*TEXTO DE LA PÁGINA*
#####

Porque en 2021 llegaron, por fin, todas aquellas películas por las que ya hacía al menos un año que suspirábamos. Y, por supuesto, fue maravilloso. De hecho, el que bien podría ser mi film favorito de este curso parecía haber sido concebido con este insoportable tiempo de espera en mente. En el trailer de The Green Knight, de David Lowery, la cabeza cercenada del personaje del título (que solo podía ser interpretado por Ralph Ineson) miraba a la cámara y declaraba: “Nos veremos en un año”. Momentos antes, Dev Patel, caracterizado como Sir Gawain (en un trabajo actoral inmenso), defendía que no tenía ninguna historia que contar. “Aún…”, le corregiría Kate Dickie, muy en su salsa en la piel de la Reina Ginebra, “Aún no tienes ninguna historia que contar”. Más adelante, descubrimos que Lowery aprovechó el confinamiento para encerrarse en la sala de montaje, para pelearse con los efectos visuales, para recortar varias escenas, para cambiar el orden de incontables fotogramas… y acabar encontrando una historia que le encumbraría, una vez más, como gran poeta del tiempo, ese ser fantástico que todo lo devora y ante el que todos pereceremos.

#####

*OBJETIVO 1*
Según el texto sobre The Green Knight, ¿qué actriz da vida a la Reina Ginebra?
El listado no guarda ninguna relación con el texto.

*LISTADO EN BRUTO*
#####

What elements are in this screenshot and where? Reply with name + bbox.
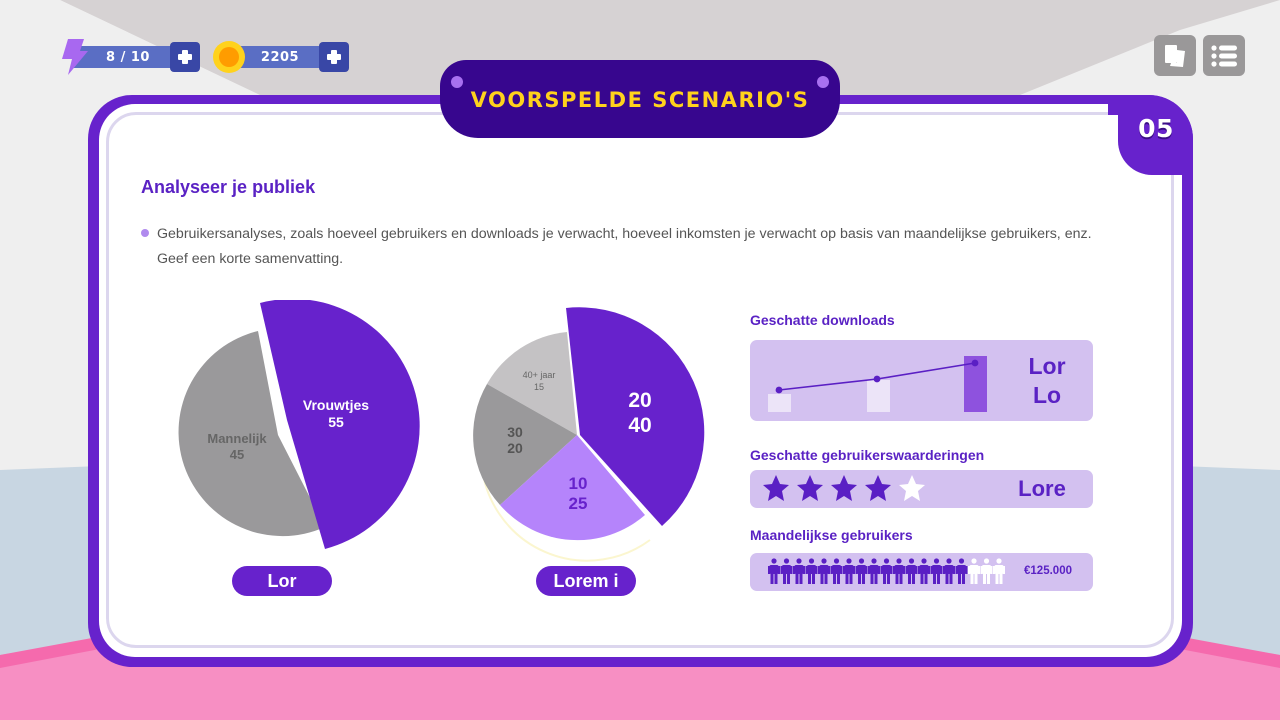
downloads-chart bbox=[768, 356, 987, 412]
gender-pie-chart bbox=[170, 300, 420, 555]
cards-button[interactable] bbox=[1154, 35, 1196, 76]
plus-icon bbox=[327, 50, 341, 64]
page-number-tab bbox=[1118, 95, 1193, 175]
star-filled-icon bbox=[865, 475, 891, 501]
slice-label-40plus: 40+ jaar 15 bbox=[522, 370, 556, 392]
add-energy-button[interactable] bbox=[170, 42, 200, 72]
star-filled-icon bbox=[763, 475, 789, 501]
star-filled-icon bbox=[797, 475, 823, 501]
monthly-users-box: €125.000 bbox=[750, 553, 1093, 591]
downloads-chart-box: Lor Lo bbox=[750, 340, 1093, 421]
cards-icon bbox=[1165, 44, 1185, 67]
add-coins-button[interactable] bbox=[319, 42, 349, 72]
ratings-title: Geschatte gebruikerswaarderingen bbox=[750, 447, 985, 463]
coin-counter: 2205 bbox=[213, 41, 349, 73]
pie-slice-30 bbox=[473, 384, 577, 505]
page-number: 05 bbox=[1138, 114, 1174, 143]
star-rating bbox=[763, 475, 925, 501]
user-empty-icons bbox=[968, 558, 1005, 584]
list-menu-icon bbox=[1211, 44, 1237, 67]
banner-dot-icon bbox=[817, 76, 829, 88]
energy-counter: 8 / 10 bbox=[62, 39, 200, 75]
downloads-title: Geschatte downloads bbox=[750, 312, 895, 328]
coin-value: 2205 bbox=[229, 46, 319, 68]
page-title: VOORSPELDE SCENARIO'S bbox=[470, 88, 810, 112]
slice-label-female: Vrouwtjes 55 bbox=[302, 397, 370, 430]
description-text: Gebruikersanalyses, zoals hoeveel gebrui… bbox=[157, 226, 1092, 267]
pie-slice-mannelijk bbox=[178, 331, 325, 537]
user-icons-row bbox=[768, 558, 1005, 584]
coin-icon bbox=[213, 41, 245, 73]
star-empty-icon bbox=[899, 475, 925, 501]
ratings-box: Lore bbox=[750, 470, 1093, 508]
star-filled-icon bbox=[831, 475, 857, 501]
pie-slice-vrouwtjes bbox=[260, 300, 420, 549]
gender-chart-button[interactable]: Lor bbox=[232, 566, 332, 596]
slice-label-30: 30 20 bbox=[507, 424, 523, 456]
age-pie-chart bbox=[470, 300, 710, 565]
lightning-bolt-icon bbox=[62, 39, 88, 75]
energy-value: 8 / 10 bbox=[72, 46, 170, 68]
slice-label-10: 10 25 bbox=[568, 474, 588, 513]
plus-icon bbox=[178, 50, 192, 64]
banner-dot-icon bbox=[451, 76, 463, 88]
age-chart-button[interactable]: Lorem i bbox=[536, 566, 636, 596]
monthly-users-title: Maandelijkse gebruikers bbox=[750, 527, 913, 543]
pie-slice-20 bbox=[566, 307, 705, 526]
ratings-value: Lore bbox=[1018, 476, 1066, 501]
pie-slice-40plus bbox=[487, 332, 577, 435]
bullet-icon bbox=[141, 229, 149, 237]
menu-button[interactable] bbox=[1203, 35, 1245, 76]
pie-slice-10 bbox=[500, 435, 645, 541]
slice-label-male: Mannelijk 45 bbox=[207, 431, 267, 462]
monthly-revenue-value: €125.000 bbox=[1024, 565, 1072, 577]
title-banner: VOORSPELDE SCENARIO'S bbox=[440, 60, 840, 138]
user-filled-icons bbox=[768, 558, 968, 584]
downloads-value: Lor Lo bbox=[1028, 353, 1066, 408]
slice-label-20: 20 40 bbox=[628, 389, 652, 437]
section-heading: Analyseer je publiek bbox=[141, 177, 316, 197]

#####

*OBJETIVO 2*
Empieza en la línea del listado que contiene "downloads-chart bbox=[768, 356, 987, 412]" y termina en la que contiene "pie-slice-mannelijk bbox=[178, 331, 325, 537]", ambas incluidas. Reescribe solo esas líneas, cambiando "star-filled-icon" por "filled-star-icon" y dejando todo lo demás igual.

*RESULTADO 1*
Kate Dickie.

*RESULTADO 2*
downloads-chart bbox=[768, 356, 987, 412]
gender-pie-chart bbox=[170, 300, 420, 555]
cards-button[interactable] bbox=[1154, 35, 1196, 76]
plus-icon bbox=[327, 50, 341, 64]
page-number-tab bbox=[1118, 95, 1193, 175]
filled-star-icon bbox=[865, 475, 891, 501]
slice-label-40plus: 40+ jaar 15 bbox=[522, 370, 556, 392]
add-energy-button[interactable] bbox=[170, 42, 200, 72]
filled-star-icon bbox=[763, 475, 789, 501]
filled-star-icon bbox=[797, 475, 823, 501]
monthly-users-box: €125.000 bbox=[750, 553, 1093, 591]
downloads-chart-box: Lor Lo bbox=[750, 340, 1093, 421]
cards-icon bbox=[1165, 44, 1185, 67]
add-coins-button[interactable] bbox=[319, 42, 349, 72]
ratings-title: Geschatte gebruikerswaarderingen bbox=[750, 447, 985, 463]
coin-counter: 2205 bbox=[213, 41, 349, 73]
pie-slice-30 bbox=[473, 384, 577, 505]
page-number: 05 bbox=[1138, 114, 1174, 143]
star-rating bbox=[763, 475, 925, 501]
user-empty-icons bbox=[968, 558, 1005, 584]
list-menu-icon bbox=[1211, 44, 1237, 67]
banner-dot-icon bbox=[817, 76, 829, 88]
energy-counter: 8 / 10 bbox=[62, 39, 200, 75]
downloads-title: Geschatte downloads bbox=[750, 312, 895, 328]
coin-value: 2205 bbox=[229, 46, 319, 68]
page-title: VOORSPELDE SCENARIO'S bbox=[470, 88, 810, 112]
slice-label-female: Vrouwtjes 55 bbox=[302, 397, 370, 430]
description-text: Gebruikersanalyses, zoals hoeveel gebrui… bbox=[157, 226, 1092, 267]
pie-slice-mannelijk bbox=[178, 331, 325, 537]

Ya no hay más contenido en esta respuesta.